(Stored items)
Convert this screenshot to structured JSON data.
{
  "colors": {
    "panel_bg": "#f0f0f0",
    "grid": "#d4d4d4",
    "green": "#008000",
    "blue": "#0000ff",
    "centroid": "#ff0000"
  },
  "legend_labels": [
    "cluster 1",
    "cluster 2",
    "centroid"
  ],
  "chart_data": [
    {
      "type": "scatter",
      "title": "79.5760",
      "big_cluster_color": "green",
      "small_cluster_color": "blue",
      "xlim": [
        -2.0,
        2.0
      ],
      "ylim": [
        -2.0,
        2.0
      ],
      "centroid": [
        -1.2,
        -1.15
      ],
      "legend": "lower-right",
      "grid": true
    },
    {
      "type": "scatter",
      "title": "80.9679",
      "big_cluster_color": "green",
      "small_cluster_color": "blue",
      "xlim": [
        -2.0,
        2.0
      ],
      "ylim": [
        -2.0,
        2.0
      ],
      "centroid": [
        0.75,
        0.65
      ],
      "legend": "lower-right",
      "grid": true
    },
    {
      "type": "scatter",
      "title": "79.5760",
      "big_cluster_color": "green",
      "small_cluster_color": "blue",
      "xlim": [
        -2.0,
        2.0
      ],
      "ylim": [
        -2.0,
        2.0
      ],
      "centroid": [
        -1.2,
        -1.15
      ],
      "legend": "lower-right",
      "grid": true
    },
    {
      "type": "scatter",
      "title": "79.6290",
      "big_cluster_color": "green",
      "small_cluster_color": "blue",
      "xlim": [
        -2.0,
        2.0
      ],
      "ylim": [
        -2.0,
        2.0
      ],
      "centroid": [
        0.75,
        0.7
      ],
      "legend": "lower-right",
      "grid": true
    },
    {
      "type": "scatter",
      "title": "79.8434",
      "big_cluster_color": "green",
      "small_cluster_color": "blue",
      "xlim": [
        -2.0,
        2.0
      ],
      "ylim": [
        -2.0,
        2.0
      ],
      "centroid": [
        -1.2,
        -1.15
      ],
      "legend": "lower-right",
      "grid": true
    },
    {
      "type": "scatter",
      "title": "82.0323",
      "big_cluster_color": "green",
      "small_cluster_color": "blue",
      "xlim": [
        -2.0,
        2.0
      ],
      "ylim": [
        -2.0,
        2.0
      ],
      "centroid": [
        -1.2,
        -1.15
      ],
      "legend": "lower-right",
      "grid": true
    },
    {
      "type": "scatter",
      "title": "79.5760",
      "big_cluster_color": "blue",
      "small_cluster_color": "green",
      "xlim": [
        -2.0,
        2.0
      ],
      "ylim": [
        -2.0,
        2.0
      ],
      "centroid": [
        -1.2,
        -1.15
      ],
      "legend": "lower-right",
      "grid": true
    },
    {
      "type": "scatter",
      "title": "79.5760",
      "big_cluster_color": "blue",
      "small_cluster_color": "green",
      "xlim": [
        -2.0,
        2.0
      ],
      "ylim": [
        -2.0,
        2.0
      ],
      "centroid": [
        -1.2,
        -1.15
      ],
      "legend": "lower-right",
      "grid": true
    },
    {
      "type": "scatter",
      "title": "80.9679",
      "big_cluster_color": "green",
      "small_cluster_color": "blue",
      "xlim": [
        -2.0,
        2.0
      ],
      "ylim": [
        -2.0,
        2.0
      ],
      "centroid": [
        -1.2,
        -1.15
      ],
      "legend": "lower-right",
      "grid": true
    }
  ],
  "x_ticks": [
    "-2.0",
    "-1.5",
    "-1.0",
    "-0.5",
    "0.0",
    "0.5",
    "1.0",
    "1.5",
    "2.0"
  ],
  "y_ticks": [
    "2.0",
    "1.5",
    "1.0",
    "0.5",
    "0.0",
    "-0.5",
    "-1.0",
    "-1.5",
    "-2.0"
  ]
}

* _SHORT EXERCISE_
Write out every entry word for word.

* _EXERCISE RESULT_
Convert this screenshot to structured JSON data.
{
  "colors": {
    "panel_bg": "#f0f0f0",
    "grid": "#d4d4d4",
    "green": "#008000",
    "blue": "#0000ff",
    "centroid": "#ff0000"
  },
  "legend_labels": [
    "cluster 1",
    "cluster 2",
    "centroid"
  ],
  "chart_data": [
    {
      "type": "scatter",
      "title": "79.5760",
      "big_cluster_color": "green",
      "small_cluster_color": "blue",
      "xlim": [
        -2.0,
        2.0
      ],
      "ylim": [
        -2.0,
        2.0
      ],
      "centroid": [
        -1.2,
        -1.15
      ],
      "legend": "lower-right",
      "grid": true
    },
    {
      "type": "scatter",
      "title": "80.9679",
      "big_cluster_color": "green",
      "small_cluster_color": "blue",
      "xlim": [
        -2.0,
        2.0
      ],
      "ylim": [
        -2.0,
        2.0
      ],
      "centroid": [
        0.75,
        0.65
      ],
      "legend": "lower-right",
      "grid": true
    },
    {
      "type": "scatter",
      "title": "79.5760",
      "big_cluster_color": "green",
      "small_cluster_color": "blue",
      "xlim": [
        -2.0,
        2.0
      ],
      "ylim": [
        -2.0,
        2.0
      ],
      "centroid": [
        -1.2,
        -1.15
      ],
      "legend": "lower-right",
      "grid": true
    },
    {
      "type": "scatter",
      "title": "79.6290",
      "big_cluster_color": "green",
      "small_cluster_color": "blue",
      "xlim": [
        -2.0,
        2.0
      ],
      "ylim": [
        -2.0,
        2.0
      ],
      "centroid": [
        0.75,
        0.7
      ],
      "legend": "lower-right",
      "grid": true
    },
    {
      "type": "scatter",
      "title": "79.8434",
      "big_cluster_color": "green",
      "small_cluster_color": "blue",
      "xlim": [
        -2.0,
        2.0
      ],
      "ylim": [
        -2.0,
        2.0
      ],
      "centroid": [
        -1.2,
        -1.15
      ],
      "legend": "lower-right",
      "grid": true
    },
    {
      "type": "scatter",
      "title": "82.0323",
      "big_cluster_color": "green",
      "small_cluster_color": "blue",
      "xlim": [
        -2.0,
        2.0
      ],
      "ylim": [
        -2.0,
        2.0
      ],
      "centroid": [
        -1.2,
        -1.15
      ],
      "legend": "lower-right",
      "grid": true
    },
    {
      "type": "scatter",
      "title": "79.5760",
      "big_cluster_color": "blue",
      "small_cluster_color": "green",
      "xlim": [
        -2.0,
        2.0
      ],
      "ylim": [
        -2.0,
        2.0
      ],
      "centroid": [
        -1.2,
        -1.15
      ],
      "legend": "lower-right",
      "grid": true
    },
    {
      "type": "scatter",
      "title": "79.5760",
      "big_cluster_color": "blue",
      "small_cluster_color": "green",
      "xlim": [
        -2.0,
        2.0
      ],
      "ylim": [
        -2.0,
        2.0
      ],
      "centroid": [
        -1.2,
        -1.15
      ],
      "legend": "lower-right",
      "grid": true
    },
    {
      "type": "scatter",
      "title": "80.9679",
      "big_cluster_color": "green",
      "small_cluster_color": "blue",
      "xlim": [
        -2.0,
        2.0
      ],
      "ylim": [
        -2.0,
        2.0
      ],
      "centroid": [
        -1.2,
        -1.15
      ],
      "legend": "lower-right",
      "grid": true
    }
  ],
  "x_ticks": [
    "-2.0",
    "-1.5",
    "-1.0",
    "-0.5",
    "0.0",
    "0.5",
    "1.0",
    "1.5",
    "2.0"
  ],
  "y_ticks": [
    "2.0",
    "1.5",
    "1.0",
    "0.5",
    "0.0",
    "-0.5",
    "-1.0",
    "-1.5",
    "-2.0"
  ]
}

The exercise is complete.